**Problem description**
Search the listing for "content" and copy every line where it appears.

_ _ _ _ _ _ _

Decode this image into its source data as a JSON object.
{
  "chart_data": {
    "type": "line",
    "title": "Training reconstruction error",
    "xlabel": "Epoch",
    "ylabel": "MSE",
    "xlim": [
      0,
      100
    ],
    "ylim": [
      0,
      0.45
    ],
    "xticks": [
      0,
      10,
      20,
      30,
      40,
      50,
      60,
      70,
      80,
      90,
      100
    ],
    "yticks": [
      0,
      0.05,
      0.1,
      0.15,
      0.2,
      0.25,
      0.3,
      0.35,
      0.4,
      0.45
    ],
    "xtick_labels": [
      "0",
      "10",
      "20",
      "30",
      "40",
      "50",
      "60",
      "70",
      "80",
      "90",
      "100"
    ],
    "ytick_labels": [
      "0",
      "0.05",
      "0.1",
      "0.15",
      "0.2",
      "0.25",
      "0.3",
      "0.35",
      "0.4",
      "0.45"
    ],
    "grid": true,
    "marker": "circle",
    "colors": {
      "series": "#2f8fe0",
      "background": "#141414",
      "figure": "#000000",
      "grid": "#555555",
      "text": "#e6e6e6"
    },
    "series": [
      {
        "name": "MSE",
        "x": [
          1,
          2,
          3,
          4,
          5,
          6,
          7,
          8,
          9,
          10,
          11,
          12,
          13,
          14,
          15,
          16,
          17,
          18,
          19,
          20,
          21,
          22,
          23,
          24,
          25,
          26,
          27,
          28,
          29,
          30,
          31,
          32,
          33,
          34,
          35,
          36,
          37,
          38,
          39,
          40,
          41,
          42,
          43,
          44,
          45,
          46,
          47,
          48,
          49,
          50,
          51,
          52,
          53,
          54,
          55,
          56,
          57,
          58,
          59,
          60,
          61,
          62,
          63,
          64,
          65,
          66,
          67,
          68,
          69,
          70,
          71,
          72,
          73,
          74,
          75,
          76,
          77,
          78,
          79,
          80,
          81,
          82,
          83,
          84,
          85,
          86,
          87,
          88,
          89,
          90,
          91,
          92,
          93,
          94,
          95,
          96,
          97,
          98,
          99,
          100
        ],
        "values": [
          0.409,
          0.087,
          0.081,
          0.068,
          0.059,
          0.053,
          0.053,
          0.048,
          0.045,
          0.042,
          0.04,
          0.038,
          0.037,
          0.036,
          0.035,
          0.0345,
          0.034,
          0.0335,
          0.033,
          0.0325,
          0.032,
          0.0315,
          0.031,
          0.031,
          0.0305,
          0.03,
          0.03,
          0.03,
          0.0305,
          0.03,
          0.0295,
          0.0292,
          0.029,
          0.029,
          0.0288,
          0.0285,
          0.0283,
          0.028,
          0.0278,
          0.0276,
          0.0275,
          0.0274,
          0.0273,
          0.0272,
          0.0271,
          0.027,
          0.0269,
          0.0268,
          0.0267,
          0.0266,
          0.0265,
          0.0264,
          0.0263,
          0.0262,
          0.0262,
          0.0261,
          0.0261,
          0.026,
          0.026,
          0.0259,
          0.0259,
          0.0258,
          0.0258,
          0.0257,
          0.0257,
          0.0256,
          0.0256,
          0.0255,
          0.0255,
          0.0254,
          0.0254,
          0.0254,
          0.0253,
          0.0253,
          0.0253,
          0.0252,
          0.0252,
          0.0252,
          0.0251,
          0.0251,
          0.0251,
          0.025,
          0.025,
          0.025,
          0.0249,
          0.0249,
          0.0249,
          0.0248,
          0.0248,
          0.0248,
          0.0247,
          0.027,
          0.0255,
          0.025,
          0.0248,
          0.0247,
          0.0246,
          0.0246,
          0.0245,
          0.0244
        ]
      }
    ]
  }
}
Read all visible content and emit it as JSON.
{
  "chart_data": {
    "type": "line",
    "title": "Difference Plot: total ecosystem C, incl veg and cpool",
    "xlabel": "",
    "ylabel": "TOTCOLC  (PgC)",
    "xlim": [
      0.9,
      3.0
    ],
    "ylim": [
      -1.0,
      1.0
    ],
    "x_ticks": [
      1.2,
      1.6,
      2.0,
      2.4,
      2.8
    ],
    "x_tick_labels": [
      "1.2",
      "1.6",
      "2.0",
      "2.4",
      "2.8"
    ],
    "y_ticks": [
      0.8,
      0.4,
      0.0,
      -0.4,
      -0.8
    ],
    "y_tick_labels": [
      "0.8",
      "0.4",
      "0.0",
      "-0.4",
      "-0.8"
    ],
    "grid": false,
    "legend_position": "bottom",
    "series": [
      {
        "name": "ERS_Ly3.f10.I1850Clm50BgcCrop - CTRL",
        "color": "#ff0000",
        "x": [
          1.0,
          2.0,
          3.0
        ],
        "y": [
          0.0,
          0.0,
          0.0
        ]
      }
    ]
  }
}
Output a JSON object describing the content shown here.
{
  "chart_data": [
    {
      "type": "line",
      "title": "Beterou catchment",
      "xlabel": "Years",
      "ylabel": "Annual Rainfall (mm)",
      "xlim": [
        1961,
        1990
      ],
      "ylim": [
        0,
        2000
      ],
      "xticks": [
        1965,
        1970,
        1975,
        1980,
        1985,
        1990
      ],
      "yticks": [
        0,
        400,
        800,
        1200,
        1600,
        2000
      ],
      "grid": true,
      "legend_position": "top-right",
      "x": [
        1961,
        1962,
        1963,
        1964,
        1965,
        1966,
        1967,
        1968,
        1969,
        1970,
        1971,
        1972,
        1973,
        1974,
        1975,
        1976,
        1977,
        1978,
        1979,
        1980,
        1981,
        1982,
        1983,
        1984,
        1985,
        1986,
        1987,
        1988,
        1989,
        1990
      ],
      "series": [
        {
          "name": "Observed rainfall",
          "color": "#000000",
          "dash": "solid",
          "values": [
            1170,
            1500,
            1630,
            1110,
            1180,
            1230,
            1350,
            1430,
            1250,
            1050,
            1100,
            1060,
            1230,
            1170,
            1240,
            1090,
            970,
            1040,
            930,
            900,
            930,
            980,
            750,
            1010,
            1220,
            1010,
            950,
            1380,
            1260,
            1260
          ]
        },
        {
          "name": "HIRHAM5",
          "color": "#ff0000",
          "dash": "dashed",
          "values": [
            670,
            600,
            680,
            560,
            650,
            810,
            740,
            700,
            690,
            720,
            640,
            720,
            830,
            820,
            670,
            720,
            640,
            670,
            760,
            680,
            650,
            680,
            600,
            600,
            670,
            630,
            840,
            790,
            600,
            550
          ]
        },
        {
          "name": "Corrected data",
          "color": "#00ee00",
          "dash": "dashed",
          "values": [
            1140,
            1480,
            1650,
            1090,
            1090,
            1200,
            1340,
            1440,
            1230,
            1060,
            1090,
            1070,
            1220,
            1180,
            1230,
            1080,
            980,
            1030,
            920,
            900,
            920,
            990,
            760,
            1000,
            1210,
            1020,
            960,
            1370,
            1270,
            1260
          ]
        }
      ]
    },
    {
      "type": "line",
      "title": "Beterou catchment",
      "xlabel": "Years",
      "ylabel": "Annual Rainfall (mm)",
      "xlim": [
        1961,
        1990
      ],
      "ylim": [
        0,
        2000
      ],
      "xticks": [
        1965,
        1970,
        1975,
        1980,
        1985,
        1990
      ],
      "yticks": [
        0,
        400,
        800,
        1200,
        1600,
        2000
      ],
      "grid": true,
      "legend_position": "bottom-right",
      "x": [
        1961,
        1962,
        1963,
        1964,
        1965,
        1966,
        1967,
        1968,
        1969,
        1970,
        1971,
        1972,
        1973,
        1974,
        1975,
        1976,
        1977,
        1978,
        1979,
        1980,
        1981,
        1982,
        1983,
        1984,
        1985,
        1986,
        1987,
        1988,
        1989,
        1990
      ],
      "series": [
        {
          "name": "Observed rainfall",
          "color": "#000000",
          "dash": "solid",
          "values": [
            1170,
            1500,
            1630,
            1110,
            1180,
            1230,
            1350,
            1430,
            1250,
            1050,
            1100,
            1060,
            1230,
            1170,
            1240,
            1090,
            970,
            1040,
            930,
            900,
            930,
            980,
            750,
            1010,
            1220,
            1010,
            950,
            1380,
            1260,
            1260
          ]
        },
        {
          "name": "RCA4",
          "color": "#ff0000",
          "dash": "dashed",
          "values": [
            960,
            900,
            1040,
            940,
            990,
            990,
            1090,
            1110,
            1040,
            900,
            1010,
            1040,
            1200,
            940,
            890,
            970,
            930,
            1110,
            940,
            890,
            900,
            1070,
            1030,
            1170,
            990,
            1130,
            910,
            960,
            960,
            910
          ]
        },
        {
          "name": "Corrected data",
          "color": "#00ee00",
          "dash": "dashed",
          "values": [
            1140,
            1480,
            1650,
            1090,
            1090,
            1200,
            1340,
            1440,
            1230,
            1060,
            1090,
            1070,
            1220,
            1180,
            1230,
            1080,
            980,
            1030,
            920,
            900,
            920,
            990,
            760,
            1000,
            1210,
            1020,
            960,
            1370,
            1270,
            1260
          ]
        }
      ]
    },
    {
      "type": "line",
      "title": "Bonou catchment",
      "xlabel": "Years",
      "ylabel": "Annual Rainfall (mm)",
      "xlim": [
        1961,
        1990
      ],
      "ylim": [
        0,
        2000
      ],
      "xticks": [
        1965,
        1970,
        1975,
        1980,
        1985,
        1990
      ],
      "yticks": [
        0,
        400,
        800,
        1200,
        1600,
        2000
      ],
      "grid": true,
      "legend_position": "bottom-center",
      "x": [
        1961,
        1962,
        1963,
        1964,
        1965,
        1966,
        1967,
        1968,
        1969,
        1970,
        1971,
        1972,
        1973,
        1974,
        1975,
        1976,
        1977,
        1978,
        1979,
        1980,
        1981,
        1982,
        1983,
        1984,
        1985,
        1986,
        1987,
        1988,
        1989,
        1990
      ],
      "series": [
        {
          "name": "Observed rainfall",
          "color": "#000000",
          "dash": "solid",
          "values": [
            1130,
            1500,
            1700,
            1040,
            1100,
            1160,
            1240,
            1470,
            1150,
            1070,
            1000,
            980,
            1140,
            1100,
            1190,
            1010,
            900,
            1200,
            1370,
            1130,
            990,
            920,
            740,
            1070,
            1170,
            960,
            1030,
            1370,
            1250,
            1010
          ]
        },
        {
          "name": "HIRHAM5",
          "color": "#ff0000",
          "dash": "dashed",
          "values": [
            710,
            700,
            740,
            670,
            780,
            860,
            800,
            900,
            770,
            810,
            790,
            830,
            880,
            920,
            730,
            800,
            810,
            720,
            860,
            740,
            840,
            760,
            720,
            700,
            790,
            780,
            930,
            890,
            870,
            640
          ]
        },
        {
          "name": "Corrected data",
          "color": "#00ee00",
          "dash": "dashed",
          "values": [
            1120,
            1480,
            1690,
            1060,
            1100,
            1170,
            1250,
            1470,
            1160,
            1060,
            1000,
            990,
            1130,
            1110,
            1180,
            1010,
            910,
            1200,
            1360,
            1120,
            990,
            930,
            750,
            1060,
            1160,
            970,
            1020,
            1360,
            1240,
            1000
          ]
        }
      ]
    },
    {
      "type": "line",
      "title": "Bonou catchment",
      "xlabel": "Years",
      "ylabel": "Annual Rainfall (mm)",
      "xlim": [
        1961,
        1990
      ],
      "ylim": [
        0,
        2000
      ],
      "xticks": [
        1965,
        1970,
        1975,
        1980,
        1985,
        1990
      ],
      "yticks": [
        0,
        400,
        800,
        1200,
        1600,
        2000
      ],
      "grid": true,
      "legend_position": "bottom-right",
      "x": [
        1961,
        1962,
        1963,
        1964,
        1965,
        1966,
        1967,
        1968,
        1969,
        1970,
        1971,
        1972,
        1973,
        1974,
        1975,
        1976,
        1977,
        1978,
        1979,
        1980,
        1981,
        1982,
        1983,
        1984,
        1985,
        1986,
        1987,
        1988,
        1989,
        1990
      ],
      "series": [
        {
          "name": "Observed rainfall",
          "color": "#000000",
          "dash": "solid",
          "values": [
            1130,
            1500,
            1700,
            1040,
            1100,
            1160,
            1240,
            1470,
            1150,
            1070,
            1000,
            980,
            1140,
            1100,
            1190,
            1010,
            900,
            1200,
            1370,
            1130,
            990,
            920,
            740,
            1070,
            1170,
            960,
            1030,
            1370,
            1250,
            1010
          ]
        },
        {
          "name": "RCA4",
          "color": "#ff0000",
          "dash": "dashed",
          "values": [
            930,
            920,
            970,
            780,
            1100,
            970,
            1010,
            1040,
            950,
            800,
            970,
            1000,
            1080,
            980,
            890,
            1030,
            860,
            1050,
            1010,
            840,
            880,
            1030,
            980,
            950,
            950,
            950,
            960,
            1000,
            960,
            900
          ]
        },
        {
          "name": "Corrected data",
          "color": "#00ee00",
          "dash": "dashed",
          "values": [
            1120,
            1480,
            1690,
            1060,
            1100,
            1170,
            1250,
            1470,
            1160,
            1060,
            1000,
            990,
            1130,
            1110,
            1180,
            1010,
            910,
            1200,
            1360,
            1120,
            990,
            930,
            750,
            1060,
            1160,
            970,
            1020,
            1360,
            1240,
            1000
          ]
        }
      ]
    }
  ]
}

_ _ _ _ _ _ _

**Response to this exercise**
Read all visible content and emit it as JSON.
Output a JSON object describing the content shown here.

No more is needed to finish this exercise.